**TASK DESCRIPTION:** Pull every line that holds the word "Zajecar" from the entries.

>> START DATA LINES

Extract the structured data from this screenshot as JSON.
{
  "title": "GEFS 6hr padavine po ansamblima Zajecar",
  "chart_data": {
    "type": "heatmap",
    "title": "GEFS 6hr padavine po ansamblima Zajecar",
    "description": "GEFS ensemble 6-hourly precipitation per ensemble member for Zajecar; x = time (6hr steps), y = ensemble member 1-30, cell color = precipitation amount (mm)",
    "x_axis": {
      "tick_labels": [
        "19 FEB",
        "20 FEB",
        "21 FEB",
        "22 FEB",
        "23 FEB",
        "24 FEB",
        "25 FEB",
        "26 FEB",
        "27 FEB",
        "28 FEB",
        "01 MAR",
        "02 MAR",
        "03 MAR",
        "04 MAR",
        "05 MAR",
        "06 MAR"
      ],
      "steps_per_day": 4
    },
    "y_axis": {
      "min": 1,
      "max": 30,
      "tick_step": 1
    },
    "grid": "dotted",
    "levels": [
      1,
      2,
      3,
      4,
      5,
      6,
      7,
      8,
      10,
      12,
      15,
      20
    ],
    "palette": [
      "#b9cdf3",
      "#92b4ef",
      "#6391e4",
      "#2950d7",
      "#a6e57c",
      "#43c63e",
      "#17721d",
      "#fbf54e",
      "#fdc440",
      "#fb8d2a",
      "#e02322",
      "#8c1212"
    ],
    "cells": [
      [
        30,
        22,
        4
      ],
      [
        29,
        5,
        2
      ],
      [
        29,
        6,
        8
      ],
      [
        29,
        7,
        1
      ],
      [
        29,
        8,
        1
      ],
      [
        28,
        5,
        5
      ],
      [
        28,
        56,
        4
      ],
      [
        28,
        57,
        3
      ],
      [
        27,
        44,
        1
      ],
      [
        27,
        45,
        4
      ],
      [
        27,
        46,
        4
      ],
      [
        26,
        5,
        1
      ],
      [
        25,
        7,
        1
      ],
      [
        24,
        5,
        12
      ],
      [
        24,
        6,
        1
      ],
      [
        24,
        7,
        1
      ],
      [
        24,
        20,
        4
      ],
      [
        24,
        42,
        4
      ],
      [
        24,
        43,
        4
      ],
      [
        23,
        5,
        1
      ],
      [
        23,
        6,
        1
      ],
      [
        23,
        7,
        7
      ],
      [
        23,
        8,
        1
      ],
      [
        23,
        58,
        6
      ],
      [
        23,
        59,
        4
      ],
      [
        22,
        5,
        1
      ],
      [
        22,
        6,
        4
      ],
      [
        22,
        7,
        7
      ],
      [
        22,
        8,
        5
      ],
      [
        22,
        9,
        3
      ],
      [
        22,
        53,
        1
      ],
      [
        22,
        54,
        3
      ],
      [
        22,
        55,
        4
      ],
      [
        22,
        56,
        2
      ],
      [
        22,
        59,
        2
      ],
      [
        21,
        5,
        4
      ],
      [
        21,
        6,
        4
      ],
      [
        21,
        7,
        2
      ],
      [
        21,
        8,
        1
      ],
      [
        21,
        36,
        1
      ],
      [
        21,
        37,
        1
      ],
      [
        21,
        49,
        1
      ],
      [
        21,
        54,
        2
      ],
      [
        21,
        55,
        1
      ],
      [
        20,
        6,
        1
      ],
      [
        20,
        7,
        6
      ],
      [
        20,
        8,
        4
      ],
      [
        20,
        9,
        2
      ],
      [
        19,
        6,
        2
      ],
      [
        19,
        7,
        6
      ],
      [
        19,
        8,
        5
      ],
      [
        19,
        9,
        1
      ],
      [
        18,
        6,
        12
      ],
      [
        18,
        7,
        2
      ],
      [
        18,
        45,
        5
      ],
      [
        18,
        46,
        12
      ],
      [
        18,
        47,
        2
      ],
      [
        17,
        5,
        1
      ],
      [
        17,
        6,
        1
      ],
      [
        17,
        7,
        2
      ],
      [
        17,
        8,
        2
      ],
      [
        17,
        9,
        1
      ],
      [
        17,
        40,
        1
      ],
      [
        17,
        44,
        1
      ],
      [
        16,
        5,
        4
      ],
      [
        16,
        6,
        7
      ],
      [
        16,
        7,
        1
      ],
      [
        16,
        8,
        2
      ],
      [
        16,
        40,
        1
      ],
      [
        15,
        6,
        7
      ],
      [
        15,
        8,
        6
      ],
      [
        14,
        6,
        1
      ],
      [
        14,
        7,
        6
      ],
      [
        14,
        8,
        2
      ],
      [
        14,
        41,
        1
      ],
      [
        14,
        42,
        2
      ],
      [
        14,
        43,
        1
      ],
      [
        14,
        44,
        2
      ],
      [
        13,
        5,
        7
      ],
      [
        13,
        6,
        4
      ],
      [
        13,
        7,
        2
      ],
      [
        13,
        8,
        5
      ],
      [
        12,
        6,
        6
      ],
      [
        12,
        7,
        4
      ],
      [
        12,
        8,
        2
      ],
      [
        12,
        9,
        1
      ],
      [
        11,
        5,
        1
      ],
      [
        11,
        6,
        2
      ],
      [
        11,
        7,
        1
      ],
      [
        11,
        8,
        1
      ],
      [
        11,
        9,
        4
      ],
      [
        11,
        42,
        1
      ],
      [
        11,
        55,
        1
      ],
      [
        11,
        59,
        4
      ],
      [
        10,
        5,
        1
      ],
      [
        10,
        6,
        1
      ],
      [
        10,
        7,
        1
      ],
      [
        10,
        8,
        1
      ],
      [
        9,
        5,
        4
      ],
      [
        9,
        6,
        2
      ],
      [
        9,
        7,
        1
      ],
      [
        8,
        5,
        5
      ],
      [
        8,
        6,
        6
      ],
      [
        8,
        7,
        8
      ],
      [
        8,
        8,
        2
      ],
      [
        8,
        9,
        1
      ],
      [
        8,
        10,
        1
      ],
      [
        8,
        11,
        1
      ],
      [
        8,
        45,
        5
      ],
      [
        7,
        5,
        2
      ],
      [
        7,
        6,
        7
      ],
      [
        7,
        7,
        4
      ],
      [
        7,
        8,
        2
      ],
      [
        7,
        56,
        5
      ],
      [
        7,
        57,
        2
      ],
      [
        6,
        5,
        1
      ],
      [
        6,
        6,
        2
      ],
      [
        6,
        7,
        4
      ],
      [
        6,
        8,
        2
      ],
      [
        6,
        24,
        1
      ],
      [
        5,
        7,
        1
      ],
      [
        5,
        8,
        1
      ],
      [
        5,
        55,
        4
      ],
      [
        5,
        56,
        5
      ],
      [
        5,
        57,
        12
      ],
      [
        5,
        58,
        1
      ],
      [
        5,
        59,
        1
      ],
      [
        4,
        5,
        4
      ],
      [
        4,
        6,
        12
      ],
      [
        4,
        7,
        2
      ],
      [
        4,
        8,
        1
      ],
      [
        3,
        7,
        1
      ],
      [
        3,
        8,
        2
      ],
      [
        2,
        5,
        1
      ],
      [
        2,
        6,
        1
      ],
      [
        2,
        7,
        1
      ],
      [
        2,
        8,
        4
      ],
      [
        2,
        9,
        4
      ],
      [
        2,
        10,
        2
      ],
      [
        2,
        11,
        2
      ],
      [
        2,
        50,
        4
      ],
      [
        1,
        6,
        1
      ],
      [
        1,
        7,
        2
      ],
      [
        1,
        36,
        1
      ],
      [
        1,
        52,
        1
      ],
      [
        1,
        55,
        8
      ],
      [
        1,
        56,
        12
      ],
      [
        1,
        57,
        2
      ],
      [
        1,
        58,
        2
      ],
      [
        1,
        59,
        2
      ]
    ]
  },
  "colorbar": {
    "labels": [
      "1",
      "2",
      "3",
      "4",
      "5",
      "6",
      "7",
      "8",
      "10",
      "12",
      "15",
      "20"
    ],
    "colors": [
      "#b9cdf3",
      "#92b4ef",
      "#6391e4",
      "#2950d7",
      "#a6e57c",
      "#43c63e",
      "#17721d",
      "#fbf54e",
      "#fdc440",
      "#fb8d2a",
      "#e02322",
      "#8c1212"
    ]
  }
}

>> END DATA LINES

**RESULT OF THIS EXERCISE:**
  "title": "GEFS 6hr padavine po ansamblima Zajecar",
    "title": "GEFS 6hr padavine po ansamblima Zajecar",
    "description": "GEFS ensemble 6-hourly precipitation per ensemble member for Zajecar; x = time (6hr steps), y = ensemble member 1-30, cell color = precipitation amount (mm)",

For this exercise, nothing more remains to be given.